-- Your instructions --
Please write the listing below out again exactly, leaving every picture behind.

-- Extracted information --
··········
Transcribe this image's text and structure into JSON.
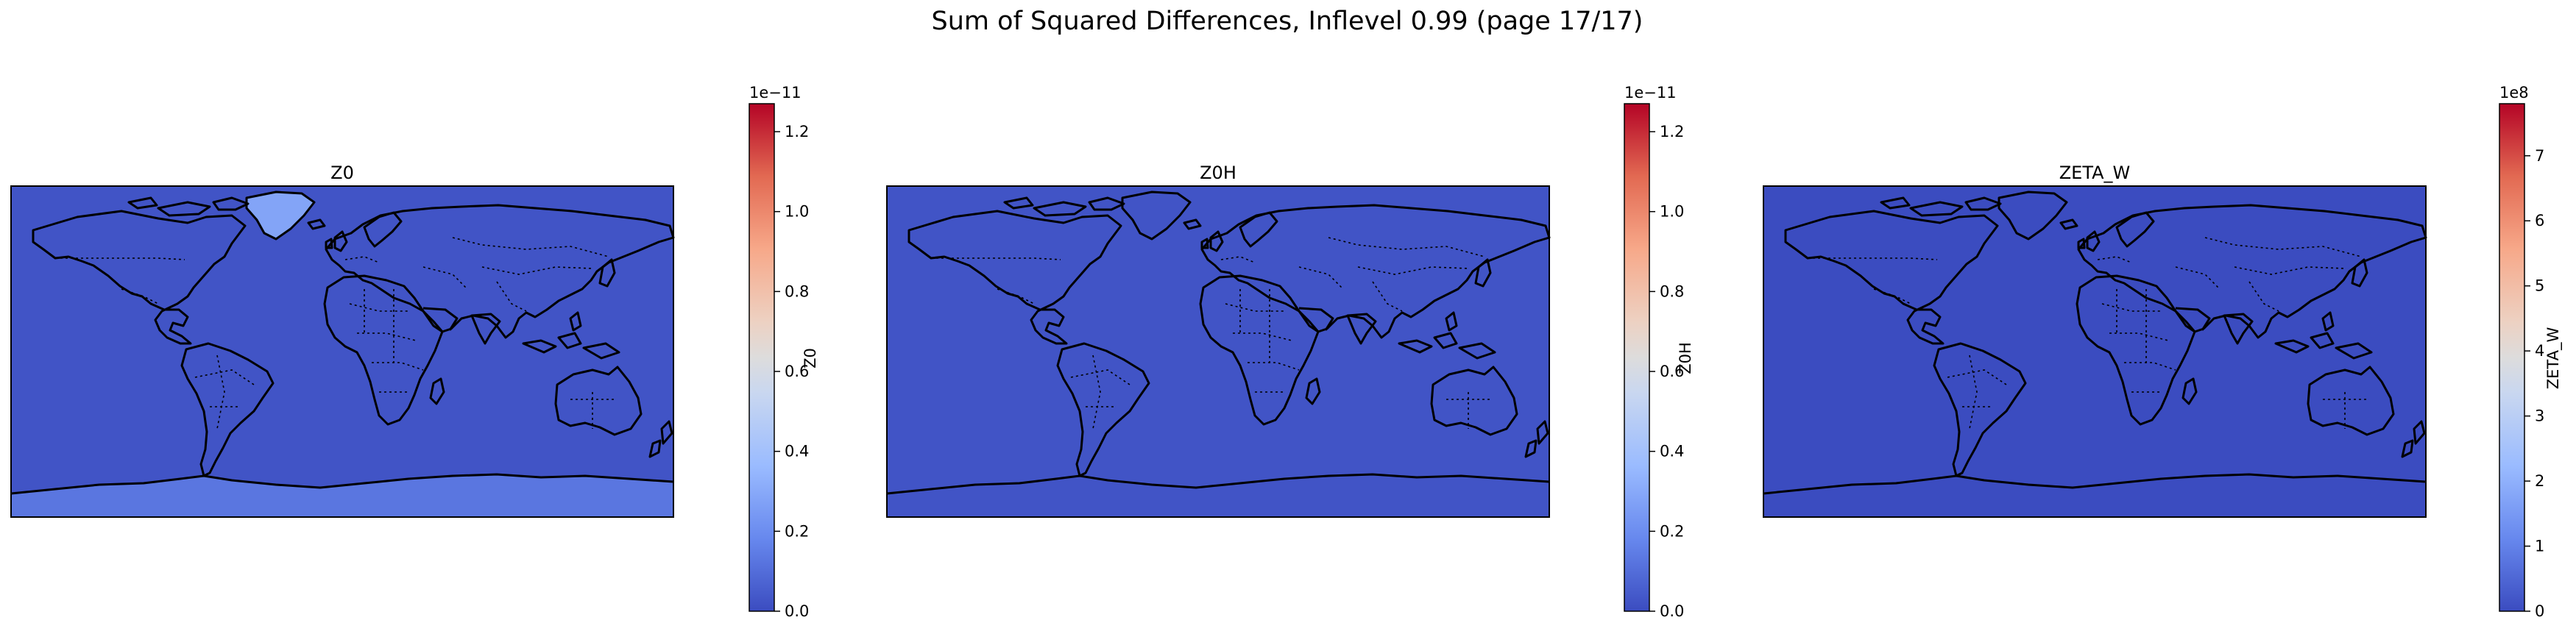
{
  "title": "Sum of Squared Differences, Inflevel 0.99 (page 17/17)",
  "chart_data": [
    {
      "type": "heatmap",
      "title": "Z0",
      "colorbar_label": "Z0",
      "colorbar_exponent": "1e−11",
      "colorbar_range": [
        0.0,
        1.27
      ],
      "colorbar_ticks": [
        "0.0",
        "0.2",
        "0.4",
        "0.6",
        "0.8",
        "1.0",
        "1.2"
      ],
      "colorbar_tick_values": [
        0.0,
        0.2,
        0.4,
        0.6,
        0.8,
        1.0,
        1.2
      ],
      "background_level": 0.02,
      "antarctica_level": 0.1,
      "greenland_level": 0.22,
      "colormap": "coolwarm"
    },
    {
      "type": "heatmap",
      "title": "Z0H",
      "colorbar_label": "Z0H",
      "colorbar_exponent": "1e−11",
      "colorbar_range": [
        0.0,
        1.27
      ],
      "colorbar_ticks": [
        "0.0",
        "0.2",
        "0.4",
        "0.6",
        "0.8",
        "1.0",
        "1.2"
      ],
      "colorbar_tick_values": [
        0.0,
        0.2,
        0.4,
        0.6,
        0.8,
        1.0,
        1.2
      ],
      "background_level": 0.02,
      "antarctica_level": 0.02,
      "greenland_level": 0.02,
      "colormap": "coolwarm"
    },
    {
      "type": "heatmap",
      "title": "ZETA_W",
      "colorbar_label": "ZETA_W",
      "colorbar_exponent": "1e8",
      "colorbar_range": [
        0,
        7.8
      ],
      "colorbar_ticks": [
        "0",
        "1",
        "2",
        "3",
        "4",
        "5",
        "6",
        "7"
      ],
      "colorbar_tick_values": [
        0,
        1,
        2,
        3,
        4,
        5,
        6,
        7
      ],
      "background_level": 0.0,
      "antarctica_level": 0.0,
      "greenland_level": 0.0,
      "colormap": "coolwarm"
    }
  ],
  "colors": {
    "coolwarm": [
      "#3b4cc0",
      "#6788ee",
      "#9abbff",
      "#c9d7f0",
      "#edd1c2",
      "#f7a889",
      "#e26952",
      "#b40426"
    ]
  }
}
··········
-- The output --
Transcribe this image's text and structure into JSON.
{
  "title": "Sum of Squared Differences, Inflevel 0.99 (page 17/17)",
  "chart_data": [
    {
      "type": "heatmap",
      "title": "Z0",
      "colorbar_label": "Z0",
      "colorbar_exponent": "1e−11",
      "colorbar_range": [
        0.0,
        1.27
      ],
      "colorbar_ticks": [
        "0.0",
        "0.2",
        "0.4",
        "0.6",
        "0.8",
        "1.0",
        "1.2"
      ],
      "colorbar_tick_values": [
        0.0,
        0.2,
        0.4,
        0.6,
        0.8,
        1.0,
        1.2
      ],
      "background_level": 0.02,
      "antarctica_level": 0.1,
      "greenland_level": 0.22,
      "colormap": "coolwarm"
    },
    {
      "type": "heatmap",
      "title": "Z0H",
      "colorbar_label": "Z0H",
      "colorbar_exponent": "1e−11",
      "colorbar_range": [
        0.0,
        1.27
      ],
      "colorbar_ticks": [
        "0.0",
        "0.2",
        "0.4",
        "0.6",
        "0.8",
        "1.0",
        "1.2"
      ],
      "colorbar_tick_values": [
        0.0,
        0.2,
        0.4,
        0.6,
        0.8,
        1.0,
        1.2
      ],
      "background_level": 0.02,
      "antarctica_level": 0.02,
      "greenland_level": 0.02,
      "colormap": "coolwarm"
    },
    {
      "type": "heatmap",
      "title": "ZETA_W",
      "colorbar_label": "ZETA_W",
      "colorbar_exponent": "1e8",
      "colorbar_range": [
        0,
        7.8
      ],
      "colorbar_ticks": [
        "0",
        "1",
        "2",
        "3",
        "4",
        "5",
        "6",
        "7"
      ],
      "colorbar_tick_values": [
        0,
        1,
        2,
        3,
        4,
        5,
        6,
        7
      ],
      "background_level": 0.0,
      "antarctica_level": 0.0,
      "greenland_level": 0.0,
      "colormap": "coolwarm"
    }
  ],
  "colors": {
    "coolwarm": [
      "#3b4cc0",
      "#6788ee",
      "#9abbff",
      "#c9d7f0",
      "#edd1c2",
      "#f7a889",
      "#e26952",
      "#b40426"
    ]
  }
}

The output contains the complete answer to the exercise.